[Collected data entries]
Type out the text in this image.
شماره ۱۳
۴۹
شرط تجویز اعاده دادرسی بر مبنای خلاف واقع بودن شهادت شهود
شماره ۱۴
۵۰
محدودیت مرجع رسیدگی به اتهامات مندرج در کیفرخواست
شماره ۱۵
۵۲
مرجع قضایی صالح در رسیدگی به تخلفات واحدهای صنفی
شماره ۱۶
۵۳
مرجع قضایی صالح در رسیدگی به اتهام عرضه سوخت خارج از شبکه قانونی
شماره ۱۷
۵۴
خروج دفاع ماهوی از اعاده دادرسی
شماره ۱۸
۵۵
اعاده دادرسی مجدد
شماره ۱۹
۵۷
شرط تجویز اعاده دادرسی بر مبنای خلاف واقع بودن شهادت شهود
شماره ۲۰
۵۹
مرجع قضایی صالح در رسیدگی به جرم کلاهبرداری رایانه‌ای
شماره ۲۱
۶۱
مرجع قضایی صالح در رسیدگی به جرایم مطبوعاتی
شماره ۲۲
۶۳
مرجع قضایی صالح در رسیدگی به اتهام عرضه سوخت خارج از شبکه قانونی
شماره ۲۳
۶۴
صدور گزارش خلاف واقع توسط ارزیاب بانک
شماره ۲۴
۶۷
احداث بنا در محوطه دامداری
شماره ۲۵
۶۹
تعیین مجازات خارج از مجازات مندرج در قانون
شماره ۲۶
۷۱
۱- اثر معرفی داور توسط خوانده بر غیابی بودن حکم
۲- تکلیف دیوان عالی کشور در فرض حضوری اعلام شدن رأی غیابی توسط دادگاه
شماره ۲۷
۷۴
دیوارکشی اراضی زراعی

DIRECTIVE = What number of lines in the records contain the word "دادرسی"? Answer with that number alone.

EXPECTED ANSWER = 4